• TASK: Rename "x-tick-label" to "x-axis-tick" wherever it occurs in the entries below. Copy every other part of the entries unchanged.

Entries from a dataset
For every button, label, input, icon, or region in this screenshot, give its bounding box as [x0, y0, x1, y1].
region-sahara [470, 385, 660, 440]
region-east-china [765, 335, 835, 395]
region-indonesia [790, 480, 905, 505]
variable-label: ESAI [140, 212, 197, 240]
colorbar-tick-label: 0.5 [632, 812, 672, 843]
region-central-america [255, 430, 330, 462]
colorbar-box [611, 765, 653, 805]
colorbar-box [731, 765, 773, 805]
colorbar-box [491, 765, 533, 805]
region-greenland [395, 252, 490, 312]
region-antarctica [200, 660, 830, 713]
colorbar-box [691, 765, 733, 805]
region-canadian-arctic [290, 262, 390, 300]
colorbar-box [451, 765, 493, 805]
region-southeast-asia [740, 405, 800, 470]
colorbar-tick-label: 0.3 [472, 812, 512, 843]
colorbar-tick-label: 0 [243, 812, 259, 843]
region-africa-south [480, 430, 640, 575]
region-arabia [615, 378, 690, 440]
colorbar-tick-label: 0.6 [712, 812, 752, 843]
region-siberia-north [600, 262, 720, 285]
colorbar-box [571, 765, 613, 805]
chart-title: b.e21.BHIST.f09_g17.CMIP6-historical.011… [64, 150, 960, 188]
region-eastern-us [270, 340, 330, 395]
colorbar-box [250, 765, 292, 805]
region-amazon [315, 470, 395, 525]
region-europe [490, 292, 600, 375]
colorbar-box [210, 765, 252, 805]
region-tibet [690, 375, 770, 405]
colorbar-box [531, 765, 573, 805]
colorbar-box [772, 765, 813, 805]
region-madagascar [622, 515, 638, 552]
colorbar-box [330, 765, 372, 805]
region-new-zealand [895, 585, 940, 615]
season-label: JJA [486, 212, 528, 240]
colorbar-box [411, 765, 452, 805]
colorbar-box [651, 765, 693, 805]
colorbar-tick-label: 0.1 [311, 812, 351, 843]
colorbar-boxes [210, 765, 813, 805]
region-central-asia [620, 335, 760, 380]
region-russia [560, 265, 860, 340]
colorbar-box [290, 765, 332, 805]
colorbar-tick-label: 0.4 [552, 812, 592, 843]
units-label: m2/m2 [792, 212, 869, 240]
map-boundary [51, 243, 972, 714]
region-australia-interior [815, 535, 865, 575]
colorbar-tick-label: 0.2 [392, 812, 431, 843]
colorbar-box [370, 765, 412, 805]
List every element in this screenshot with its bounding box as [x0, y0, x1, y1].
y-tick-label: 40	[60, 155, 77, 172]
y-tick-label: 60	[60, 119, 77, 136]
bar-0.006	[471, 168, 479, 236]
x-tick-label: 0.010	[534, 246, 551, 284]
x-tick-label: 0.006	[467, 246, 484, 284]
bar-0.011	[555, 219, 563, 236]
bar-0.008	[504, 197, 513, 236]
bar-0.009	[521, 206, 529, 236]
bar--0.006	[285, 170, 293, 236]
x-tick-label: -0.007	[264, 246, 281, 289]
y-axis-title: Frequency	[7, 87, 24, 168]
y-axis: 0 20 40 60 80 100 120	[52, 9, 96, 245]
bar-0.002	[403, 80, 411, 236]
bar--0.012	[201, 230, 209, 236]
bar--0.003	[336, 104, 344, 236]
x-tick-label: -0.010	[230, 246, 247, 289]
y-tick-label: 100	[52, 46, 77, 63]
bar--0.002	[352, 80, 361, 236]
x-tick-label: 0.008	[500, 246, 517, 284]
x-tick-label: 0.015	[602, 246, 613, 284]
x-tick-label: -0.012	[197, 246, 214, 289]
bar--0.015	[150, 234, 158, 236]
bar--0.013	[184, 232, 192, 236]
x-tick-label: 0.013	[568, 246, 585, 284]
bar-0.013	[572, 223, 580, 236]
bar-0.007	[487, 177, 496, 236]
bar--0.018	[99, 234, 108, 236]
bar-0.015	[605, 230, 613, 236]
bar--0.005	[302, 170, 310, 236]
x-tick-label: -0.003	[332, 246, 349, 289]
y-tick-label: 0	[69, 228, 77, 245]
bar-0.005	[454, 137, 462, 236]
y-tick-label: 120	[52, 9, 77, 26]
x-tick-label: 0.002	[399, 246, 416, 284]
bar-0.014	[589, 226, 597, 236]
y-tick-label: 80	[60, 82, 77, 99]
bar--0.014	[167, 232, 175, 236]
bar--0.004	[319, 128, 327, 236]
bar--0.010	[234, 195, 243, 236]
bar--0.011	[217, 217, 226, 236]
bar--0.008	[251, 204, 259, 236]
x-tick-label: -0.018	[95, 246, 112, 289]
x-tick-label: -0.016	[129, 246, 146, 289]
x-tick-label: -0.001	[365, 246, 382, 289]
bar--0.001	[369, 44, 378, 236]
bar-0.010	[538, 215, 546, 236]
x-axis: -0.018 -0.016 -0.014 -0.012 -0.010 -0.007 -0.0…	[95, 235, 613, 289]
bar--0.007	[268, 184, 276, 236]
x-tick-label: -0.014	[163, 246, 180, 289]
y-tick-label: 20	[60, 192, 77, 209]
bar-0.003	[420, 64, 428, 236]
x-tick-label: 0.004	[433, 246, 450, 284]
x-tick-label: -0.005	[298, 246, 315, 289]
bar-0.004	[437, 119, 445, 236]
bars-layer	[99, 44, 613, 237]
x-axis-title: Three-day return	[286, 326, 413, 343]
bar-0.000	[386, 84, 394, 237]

• THE OUTPUT:
For every button, label, input, icon, or region in this screenshot, give its bounding box as [x0, y0, x1, y1].
region-sahara [470, 385, 660, 440]
region-east-china [765, 335, 835, 395]
region-indonesia [790, 480, 905, 505]
variable-label: ESAI [140, 212, 197, 240]
colorbar-tick-label: 0.5 [632, 812, 672, 843]
region-central-america [255, 430, 330, 462]
colorbar-box [611, 765, 653, 805]
colorbar-box [731, 765, 773, 805]
colorbar-box [491, 765, 533, 805]
region-greenland [395, 252, 490, 312]
region-antarctica [200, 660, 830, 713]
colorbar-box [691, 765, 733, 805]
region-canadian-arctic [290, 262, 390, 300]
colorbar-box [451, 765, 493, 805]
region-southeast-asia [740, 405, 800, 470]
colorbar-tick-label: 0.3 [472, 812, 512, 843]
colorbar-tick-label: 0 [243, 812, 259, 843]
region-africa-south [480, 430, 640, 575]
region-arabia [615, 378, 690, 440]
colorbar-tick-label: 0.6 [712, 812, 752, 843]
region-siberia-north [600, 262, 720, 285]
colorbar-box [571, 765, 613, 805]
chart-title: b.e21.BHIST.f09_g17.CMIP6-historical.011… [64, 150, 960, 188]
region-eastern-us [270, 340, 330, 395]
colorbar-box [250, 765, 292, 805]
region-amazon [315, 470, 395, 525]
region-europe [490, 292, 600, 375]
colorbar-box [210, 765, 252, 805]
region-tibet [690, 375, 770, 405]
colorbar-box [531, 765, 573, 805]
colorbar-box [772, 765, 813, 805]
region-madagascar [622, 515, 638, 552]
colorbar-box [330, 765, 372, 805]
region-new-zealand [895, 585, 940, 615]
season-label: JJA [486, 212, 528, 240]
colorbar-box [411, 765, 452, 805]
colorbar-box [651, 765, 693, 805]
colorbar-tick-label: 0.1 [311, 812, 351, 843]
colorbar-boxes [210, 765, 813, 805]
region-central-asia [620, 335, 760, 380]
region-russia [560, 265, 860, 340]
colorbar-box [290, 765, 332, 805]
colorbar-tick-label: 0.4 [552, 812, 592, 843]
units-label: m2/m2 [792, 212, 869, 240]
map-boundary [51, 243, 972, 714]
region-australia-interior [815, 535, 865, 575]
colorbar-tick-label: 0.2 [392, 812, 431, 843]
colorbar-box [370, 765, 412, 805]
List every element in this screenshot with its bounding box as [x0, y0, x1, y1].
y-tick-label: 40	[60, 155, 77, 172]
y-tick-label: 60	[60, 119, 77, 136]
bar-0.006	[471, 168, 479, 236]
x-axis-tick: 0.010	[534, 246, 551, 284]
x-axis-tick: 0.006	[467, 246, 484, 284]
bar-0.011	[555, 219, 563, 236]
bar-0.008	[504, 197, 513, 236]
bar-0.009	[521, 206, 529, 236]
bar--0.006	[285, 170, 293, 236]
x-axis-tick: -0.007	[264, 246, 281, 289]
y-axis-title: Frequency	[7, 87, 24, 168]
y-axis: 0 20 40 60 80 100 120	[52, 9, 96, 245]
bar-0.002	[403, 80, 411, 236]
bar--0.012	[201, 230, 209, 236]
bar--0.003	[336, 104, 344, 236]
x-axis-tick: -0.010	[230, 246, 247, 289]
y-tick-label: 100	[52, 46, 77, 63]
bar--0.002	[352, 80, 361, 236]
x-axis-tick: 0.008	[500, 246, 517, 284]
x-axis-tick: 0.015	[602, 246, 613, 284]
x-axis-tick: -0.012	[197, 246, 214, 289]
bar--0.015	[150, 234, 158, 236]
bar--0.013	[184, 232, 192, 236]
x-axis-tick: 0.013	[568, 246, 585, 284]
bar-0.013	[572, 223, 580, 236]
bar-0.007	[487, 177, 496, 236]
bar--0.018	[99, 234, 108, 236]
bar-0.015	[605, 230, 613, 236]
bar--0.005	[302, 170, 310, 236]
x-axis-tick: -0.003	[332, 246, 349, 289]
y-tick-label: 0	[69, 228, 77, 245]
bar-0.005	[454, 137, 462, 236]
y-tick-label: 120	[52, 9, 77, 26]
x-axis-tick: 0.002	[399, 246, 416, 284]
bar-0.014	[589, 226, 597, 236]
y-tick-label: 80	[60, 82, 77, 99]
bar--0.014	[167, 232, 175, 236]
bar--0.004	[319, 128, 327, 236]
bar--0.010	[234, 195, 243, 236]
bar--0.011	[217, 217, 226, 236]
bar--0.008	[251, 204, 259, 236]
x-axis-tick: -0.018	[95, 246, 112, 289]
x-axis-tick: -0.016	[129, 246, 146, 289]
x-axis-tick: -0.001	[365, 246, 382, 289]
bar--0.001	[369, 44, 378, 236]
bar-0.010	[538, 215, 546, 236]
x-axis: -0.018 -0.016 -0.014 -0.012 -0.010 -0.007 -0.0…	[95, 235, 613, 289]
bar--0.007	[268, 184, 276, 236]
x-axis-tick: -0.014	[163, 246, 180, 289]
y-tick-label: 20	[60, 192, 77, 209]
bar-0.003	[420, 64, 428, 236]
x-axis-tick: 0.004	[433, 246, 450, 284]
x-axis-tick: -0.005	[298, 246, 315, 289]
bar-0.004	[437, 119, 445, 236]
bars-layer	[99, 44, 613, 237]
x-axis-title: Three-day return	[286, 326, 413, 343]
bar-0.000	[386, 84, 394, 237]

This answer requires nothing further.